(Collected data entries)
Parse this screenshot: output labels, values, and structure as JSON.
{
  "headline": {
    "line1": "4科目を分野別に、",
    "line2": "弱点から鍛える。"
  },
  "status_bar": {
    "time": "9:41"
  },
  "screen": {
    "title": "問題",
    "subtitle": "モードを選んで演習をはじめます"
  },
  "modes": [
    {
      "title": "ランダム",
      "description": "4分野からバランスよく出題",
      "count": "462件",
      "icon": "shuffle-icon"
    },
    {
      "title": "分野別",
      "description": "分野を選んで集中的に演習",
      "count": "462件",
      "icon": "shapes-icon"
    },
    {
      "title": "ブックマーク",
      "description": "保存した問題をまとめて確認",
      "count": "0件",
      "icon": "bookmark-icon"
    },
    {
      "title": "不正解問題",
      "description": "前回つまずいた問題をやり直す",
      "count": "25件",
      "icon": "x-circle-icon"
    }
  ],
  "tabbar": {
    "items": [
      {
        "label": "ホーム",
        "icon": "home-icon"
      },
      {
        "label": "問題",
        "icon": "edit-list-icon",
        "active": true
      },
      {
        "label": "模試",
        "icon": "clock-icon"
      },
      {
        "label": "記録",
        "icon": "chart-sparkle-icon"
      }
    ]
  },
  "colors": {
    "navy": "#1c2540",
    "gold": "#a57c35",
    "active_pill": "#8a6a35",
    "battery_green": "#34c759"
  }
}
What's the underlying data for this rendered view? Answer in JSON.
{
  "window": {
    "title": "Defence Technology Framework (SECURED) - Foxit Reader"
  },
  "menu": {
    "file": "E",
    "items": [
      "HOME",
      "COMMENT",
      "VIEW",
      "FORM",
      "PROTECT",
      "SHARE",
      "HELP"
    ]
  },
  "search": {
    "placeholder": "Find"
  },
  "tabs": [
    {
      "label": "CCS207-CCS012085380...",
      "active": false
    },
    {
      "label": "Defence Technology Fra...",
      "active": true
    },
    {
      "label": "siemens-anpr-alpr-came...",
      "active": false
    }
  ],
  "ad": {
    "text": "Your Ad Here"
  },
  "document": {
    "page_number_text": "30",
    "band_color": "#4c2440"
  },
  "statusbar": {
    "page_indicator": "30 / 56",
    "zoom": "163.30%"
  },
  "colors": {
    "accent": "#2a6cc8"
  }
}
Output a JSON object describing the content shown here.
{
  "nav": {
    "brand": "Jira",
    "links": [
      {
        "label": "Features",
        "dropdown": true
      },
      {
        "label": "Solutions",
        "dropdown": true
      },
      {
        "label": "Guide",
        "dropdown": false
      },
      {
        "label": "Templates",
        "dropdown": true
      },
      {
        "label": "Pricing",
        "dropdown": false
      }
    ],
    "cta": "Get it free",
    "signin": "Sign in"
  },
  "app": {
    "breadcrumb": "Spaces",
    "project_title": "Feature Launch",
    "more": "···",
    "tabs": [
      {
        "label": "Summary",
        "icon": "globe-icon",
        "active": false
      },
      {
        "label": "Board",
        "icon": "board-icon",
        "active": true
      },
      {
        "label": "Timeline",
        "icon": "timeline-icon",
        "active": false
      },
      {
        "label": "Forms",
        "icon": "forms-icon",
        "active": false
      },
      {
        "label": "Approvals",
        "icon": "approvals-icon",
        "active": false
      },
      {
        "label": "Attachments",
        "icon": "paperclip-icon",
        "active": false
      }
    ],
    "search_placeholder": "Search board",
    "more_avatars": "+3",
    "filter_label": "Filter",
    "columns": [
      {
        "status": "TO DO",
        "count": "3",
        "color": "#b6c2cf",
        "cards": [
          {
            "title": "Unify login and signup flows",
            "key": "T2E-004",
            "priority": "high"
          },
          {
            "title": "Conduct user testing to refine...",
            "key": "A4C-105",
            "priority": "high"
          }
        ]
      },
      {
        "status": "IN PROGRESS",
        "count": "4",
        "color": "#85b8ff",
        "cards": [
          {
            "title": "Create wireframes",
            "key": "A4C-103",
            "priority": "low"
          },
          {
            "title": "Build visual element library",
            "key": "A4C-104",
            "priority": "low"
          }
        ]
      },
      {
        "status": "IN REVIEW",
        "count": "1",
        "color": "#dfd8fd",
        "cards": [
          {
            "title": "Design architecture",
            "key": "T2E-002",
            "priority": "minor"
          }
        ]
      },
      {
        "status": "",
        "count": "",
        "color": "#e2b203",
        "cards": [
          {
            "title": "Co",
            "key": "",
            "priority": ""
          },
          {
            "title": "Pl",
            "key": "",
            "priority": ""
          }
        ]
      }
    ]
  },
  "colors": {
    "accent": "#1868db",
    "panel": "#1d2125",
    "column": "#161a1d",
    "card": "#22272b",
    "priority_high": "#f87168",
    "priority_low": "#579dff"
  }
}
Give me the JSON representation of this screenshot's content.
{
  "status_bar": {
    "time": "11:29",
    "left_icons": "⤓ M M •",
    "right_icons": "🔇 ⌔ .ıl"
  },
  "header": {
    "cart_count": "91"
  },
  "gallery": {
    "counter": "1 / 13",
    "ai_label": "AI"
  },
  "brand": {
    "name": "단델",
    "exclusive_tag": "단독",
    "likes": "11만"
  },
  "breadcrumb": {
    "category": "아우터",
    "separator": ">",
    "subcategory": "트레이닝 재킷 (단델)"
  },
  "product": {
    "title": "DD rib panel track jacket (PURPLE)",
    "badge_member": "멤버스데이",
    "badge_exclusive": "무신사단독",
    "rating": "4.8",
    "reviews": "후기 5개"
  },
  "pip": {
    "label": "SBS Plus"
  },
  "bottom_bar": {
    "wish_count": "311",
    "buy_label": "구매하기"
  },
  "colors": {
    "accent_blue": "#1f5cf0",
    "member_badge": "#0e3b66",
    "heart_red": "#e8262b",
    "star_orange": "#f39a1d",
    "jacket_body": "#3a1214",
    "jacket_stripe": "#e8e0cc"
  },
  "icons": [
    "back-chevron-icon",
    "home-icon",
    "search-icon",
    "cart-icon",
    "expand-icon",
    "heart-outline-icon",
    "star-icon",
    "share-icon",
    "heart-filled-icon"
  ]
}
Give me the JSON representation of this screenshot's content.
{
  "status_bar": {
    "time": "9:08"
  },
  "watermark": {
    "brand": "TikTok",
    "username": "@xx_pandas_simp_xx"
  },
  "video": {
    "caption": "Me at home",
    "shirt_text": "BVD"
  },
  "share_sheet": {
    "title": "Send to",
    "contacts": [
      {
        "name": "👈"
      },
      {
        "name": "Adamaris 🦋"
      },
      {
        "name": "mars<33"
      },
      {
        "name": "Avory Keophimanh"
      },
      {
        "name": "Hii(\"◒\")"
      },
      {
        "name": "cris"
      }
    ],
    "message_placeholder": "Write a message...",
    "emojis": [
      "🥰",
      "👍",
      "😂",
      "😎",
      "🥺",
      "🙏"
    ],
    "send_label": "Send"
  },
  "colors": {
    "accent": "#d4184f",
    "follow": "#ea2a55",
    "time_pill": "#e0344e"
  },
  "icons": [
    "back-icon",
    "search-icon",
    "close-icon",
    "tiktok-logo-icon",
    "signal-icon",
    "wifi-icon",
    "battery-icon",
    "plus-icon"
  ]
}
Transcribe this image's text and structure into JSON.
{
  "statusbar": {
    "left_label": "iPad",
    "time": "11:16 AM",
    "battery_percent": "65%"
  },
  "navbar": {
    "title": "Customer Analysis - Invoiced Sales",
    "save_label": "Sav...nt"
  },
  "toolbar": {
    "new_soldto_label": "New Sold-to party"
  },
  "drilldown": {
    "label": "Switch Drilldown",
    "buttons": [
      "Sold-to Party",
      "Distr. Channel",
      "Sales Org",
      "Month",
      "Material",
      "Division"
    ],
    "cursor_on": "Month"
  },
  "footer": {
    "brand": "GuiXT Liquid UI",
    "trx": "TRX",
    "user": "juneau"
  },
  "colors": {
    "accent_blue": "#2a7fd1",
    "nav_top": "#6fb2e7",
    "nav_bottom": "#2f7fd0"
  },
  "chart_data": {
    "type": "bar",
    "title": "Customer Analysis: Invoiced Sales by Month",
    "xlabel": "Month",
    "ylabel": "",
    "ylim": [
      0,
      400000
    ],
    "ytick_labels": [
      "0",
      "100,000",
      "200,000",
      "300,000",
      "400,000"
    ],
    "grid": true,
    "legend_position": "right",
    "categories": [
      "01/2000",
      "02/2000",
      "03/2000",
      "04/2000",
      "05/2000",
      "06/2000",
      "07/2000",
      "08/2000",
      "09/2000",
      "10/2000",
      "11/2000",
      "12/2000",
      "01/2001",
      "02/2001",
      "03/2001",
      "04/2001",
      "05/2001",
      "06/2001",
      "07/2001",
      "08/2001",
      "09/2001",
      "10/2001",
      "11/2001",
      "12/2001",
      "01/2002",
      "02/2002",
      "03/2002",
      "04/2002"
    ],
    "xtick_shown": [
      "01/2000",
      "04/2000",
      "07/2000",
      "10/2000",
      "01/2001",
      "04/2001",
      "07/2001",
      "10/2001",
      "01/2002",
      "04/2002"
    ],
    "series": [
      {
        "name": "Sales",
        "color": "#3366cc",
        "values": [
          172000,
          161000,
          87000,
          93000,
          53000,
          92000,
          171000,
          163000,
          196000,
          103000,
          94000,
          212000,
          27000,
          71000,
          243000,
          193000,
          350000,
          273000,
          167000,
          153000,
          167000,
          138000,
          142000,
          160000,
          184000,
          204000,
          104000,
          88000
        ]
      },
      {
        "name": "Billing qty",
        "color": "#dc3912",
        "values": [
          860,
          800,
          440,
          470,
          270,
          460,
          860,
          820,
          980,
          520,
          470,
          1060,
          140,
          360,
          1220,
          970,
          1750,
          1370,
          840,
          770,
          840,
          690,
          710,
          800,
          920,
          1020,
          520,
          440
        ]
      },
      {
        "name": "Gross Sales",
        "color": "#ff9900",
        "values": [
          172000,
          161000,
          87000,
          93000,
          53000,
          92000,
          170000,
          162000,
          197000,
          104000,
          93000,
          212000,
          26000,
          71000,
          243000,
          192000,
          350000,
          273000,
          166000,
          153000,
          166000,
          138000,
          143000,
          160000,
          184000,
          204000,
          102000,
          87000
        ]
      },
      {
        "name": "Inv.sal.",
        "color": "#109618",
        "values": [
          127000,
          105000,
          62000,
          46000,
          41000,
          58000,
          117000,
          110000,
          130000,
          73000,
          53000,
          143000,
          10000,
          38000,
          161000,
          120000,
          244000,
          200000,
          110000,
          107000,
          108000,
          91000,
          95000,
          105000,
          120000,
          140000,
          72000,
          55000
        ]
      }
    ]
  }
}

** Work to do **
Reproduce each line holding the word "this".

** Result of the task **
Parse this screenshot: output labels, values, and structure as JSON.
What's the underlying data for this rendered view? Answer in JSON.
Give me the JSON representation of this screenshot's content.
Give me the JSON representation of this screenshot's content.
Transcribe this image's text and structure into JSON.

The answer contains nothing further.